START DATA PROVIDED

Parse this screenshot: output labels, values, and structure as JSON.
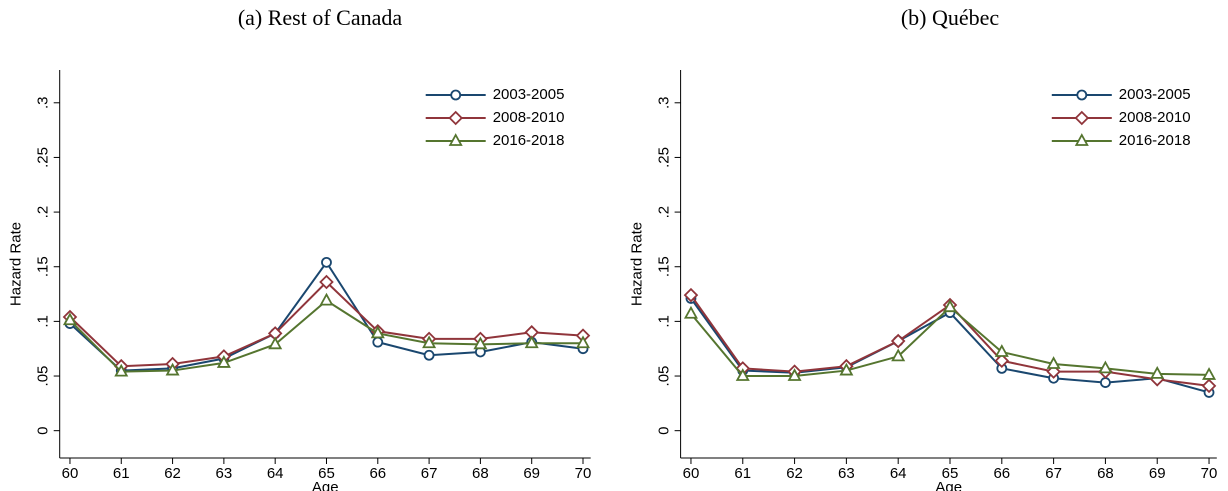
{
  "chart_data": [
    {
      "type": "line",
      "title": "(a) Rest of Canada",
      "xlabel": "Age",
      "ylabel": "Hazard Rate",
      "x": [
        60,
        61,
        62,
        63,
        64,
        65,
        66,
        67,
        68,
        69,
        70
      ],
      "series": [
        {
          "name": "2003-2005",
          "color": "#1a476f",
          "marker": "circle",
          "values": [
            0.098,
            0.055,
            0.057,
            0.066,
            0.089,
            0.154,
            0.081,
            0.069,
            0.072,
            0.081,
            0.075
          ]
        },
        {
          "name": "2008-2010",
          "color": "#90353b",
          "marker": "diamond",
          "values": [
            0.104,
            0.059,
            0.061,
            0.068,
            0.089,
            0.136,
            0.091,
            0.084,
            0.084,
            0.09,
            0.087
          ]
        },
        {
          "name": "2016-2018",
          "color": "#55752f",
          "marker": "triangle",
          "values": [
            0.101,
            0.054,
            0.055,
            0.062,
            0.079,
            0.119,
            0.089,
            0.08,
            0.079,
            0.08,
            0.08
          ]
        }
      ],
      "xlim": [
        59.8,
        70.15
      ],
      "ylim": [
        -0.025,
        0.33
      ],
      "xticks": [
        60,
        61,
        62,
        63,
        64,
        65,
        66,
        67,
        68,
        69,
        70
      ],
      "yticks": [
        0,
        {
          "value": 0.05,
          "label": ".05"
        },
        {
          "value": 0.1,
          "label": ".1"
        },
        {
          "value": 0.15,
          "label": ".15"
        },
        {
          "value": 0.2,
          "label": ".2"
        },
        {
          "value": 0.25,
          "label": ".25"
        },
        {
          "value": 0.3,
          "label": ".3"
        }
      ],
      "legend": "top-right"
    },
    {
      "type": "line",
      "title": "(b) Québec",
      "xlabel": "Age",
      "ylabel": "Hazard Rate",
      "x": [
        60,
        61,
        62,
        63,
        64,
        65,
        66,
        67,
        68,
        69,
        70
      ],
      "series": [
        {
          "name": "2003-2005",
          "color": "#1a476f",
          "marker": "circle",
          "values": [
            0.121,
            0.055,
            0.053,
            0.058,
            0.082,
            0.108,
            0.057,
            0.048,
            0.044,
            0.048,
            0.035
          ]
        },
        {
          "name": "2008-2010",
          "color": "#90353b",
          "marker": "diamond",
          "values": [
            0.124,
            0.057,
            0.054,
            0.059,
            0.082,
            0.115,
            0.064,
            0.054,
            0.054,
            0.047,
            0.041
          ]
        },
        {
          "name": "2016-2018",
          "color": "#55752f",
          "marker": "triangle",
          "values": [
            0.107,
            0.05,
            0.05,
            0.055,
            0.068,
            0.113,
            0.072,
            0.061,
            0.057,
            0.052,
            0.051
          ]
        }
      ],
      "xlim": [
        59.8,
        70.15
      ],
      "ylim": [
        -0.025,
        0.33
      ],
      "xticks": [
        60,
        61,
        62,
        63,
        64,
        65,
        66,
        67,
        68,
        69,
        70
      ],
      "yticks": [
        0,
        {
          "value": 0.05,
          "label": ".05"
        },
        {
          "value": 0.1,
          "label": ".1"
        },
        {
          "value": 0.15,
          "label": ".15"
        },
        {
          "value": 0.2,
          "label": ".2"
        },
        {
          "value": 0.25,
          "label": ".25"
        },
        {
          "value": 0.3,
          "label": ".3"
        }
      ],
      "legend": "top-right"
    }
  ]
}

END DATA PROVIDED

[REQUIRED TASK]:
Restate the records word for word, omitting images.

[FINAL RESULT]:
Parse this screenshot: output labels, values, and structure as JSON.
{
  "chart_data": [
    {
      "type": "line",
      "title": "(a) Rest of Canada",
      "xlabel": "Age",
      "ylabel": "Hazard Rate",
      "x": [
        60,
        61,
        62,
        63,
        64,
        65,
        66,
        67,
        68,
        69,
        70
      ],
      "series": [
        {
          "name": "2003-2005",
          "color": "#1a476f",
          "marker": "circle",
          "values": [
            0.098,
            0.055,
            0.057,
            0.066,
            0.089,
            0.154,
            0.081,
            0.069,
            0.072,
            0.081,
            0.075
          ]
        },
        {
          "name": "2008-2010",
          "color": "#90353b",
          "marker": "diamond",
          "values": [
            0.104,
            0.059,
            0.061,
            0.068,
            0.089,
            0.136,
            0.091,
            0.084,
            0.084,
            0.09,
            0.087
          ]
        },
        {
          "name": "2016-2018",
          "color": "#55752f",
          "marker": "triangle",
          "values": [
            0.101,
            0.054,
            0.055,
            0.062,
            0.079,
            0.119,
            0.089,
            0.08,
            0.079,
            0.08,
            0.08
          ]
        }
      ],
      "xlim": [
        59.8,
        70.15
      ],
      "ylim": [
        -0.025,
        0.33
      ],
      "xticks": [
        60,
        61,
        62,
        63,
        64,
        65,
        66,
        67,
        68,
        69,
        70
      ],
      "yticks": [
        0,
        {
          "value": 0.05,
          "label": ".05"
        },
        {
          "value": 0.1,
          "label": ".1"
        },
        {
          "value": 0.15,
          "label": ".15"
        },
        {
          "value": 0.2,
          "label": ".2"
        },
        {
          "value": 0.25,
          "label": ".25"
        },
        {
          "value": 0.3,
          "label": ".3"
        }
      ],
      "legend": "top-right"
    },
    {
      "type": "line",
      "title": "(b) Québec",
      "xlabel": "Age",
      "ylabel": "Hazard Rate",
      "x": [
        60,
        61,
        62,
        63,
        64,
        65,
        66,
        67,
        68,
        69,
        70
      ],
      "series": [
        {
          "name": "2003-2005",
          "color": "#1a476f",
          "marker": "circle",
          "values": [
            0.121,
            0.055,
            0.053,
            0.058,
            0.082,
            0.108,
            0.057,
            0.048,
            0.044,
            0.048,
            0.035
          ]
        },
        {
          "name": "2008-2010",
          "color": "#90353b",
          "marker": "diamond",
          "values": [
            0.124,
            0.057,
            0.054,
            0.059,
            0.082,
            0.115,
            0.064,
            0.054,
            0.054,
            0.047,
            0.041
          ]
        },
        {
          "name": "2016-2018",
          "color": "#55752f",
          "marker": "triangle",
          "values": [
            0.107,
            0.05,
            0.05,
            0.055,
            0.068,
            0.113,
            0.072,
            0.061,
            0.057,
            0.052,
            0.051
          ]
        }
      ],
      "xlim": [
        59.8,
        70.15
      ],
      "ylim": [
        -0.025,
        0.33
      ],
      "xticks": [
        60,
        61,
        62,
        63,
        64,
        65,
        66,
        67,
        68,
        69,
        70
      ],
      "yticks": [
        0,
        {
          "value": 0.05,
          "label": ".05"
        },
        {
          "value": 0.1,
          "label": ".1"
        },
        {
          "value": 0.15,
          "label": ".15"
        },
        {
          "value": 0.2,
          "label": ".2"
        },
        {
          "value": 0.25,
          "label": ".25"
        },
        {
          "value": 0.3,
          "label": ".3"
        }
      ],
      "legend": "top-right"
    }
  ]
}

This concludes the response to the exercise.